Your assignment: Scan the records below, and wherever a line has the word "agent", pull it out.

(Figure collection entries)
_____
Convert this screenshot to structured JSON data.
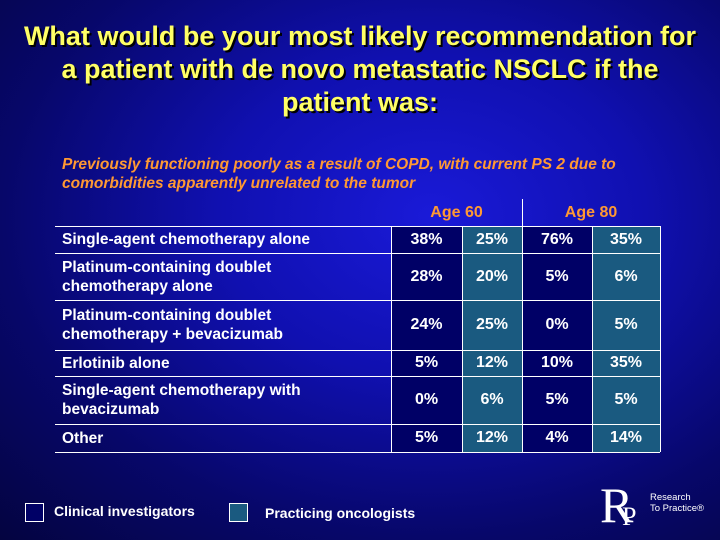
{
  "title": "What would be your most likely recommendation for a patient with de novo metastatic NSCLC if the patient was:",
  "subtitle": "Previously functioning poorly as a result of COPD, with current PS 2 due to comorbidities apparently unrelated to the tumor",
  "colors": {
    "title": "#ffff66",
    "subtitle": "#ff9933",
    "clinical_fill": "#000066",
    "practicing_fill": "#1a5a80"
  },
  "legend": {
    "clinical": "Clinical investigators",
    "practicing": "Practicing oncologists"
  },
  "logo": {
    "letter_r": "R",
    "letter_p": "P",
    "line1": "Research",
    "line2": "To Practice®"
  },
  "chart_data": {
    "type": "table",
    "groups": [
      "Age 60",
      "Age 80"
    ],
    "series": [
      {
        "name": "Clinical investigators",
        "group": "Age 60"
      },
      {
        "name": "Practicing oncologists",
        "group": "Age 60"
      },
      {
        "name": "Clinical investigators",
        "group": "Age 80"
      },
      {
        "name": "Practicing oncologists",
        "group": "Age 80"
      }
    ],
    "rows": [
      {
        "label": "Single-agent chemotherapy alone",
        "values": [
          "38%",
          "25%",
          "76%",
          "35%"
        ]
      },
      {
        "label": "Platinum-containing doublet chemotherapy alone",
        "values": [
          "28%",
          "20%",
          "5%",
          "6%"
        ]
      },
      {
        "label": "Platinum-containing doublet chemotherapy + bevacizumab",
        "values": [
          "24%",
          "25%",
          "0%",
          "5%"
        ]
      },
      {
        "label": "Erlotinib alone",
        "values": [
          "5%",
          "12%",
          "10%",
          "35%"
        ]
      },
      {
        "label": "Single-agent chemotherapy with bevacizumab",
        "values": [
          "0%",
          "6%",
          "5%",
          "5%"
        ]
      },
      {
        "label": "Other",
        "values": [
          "5%",
          "12%",
          "4%",
          "14%"
        ]
      }
    ]
  }
}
_____
Answer for the task:
        "label": "Single-agent chemotherapy alone",
        "label": "Single-agent chemotherapy with bevacizumab",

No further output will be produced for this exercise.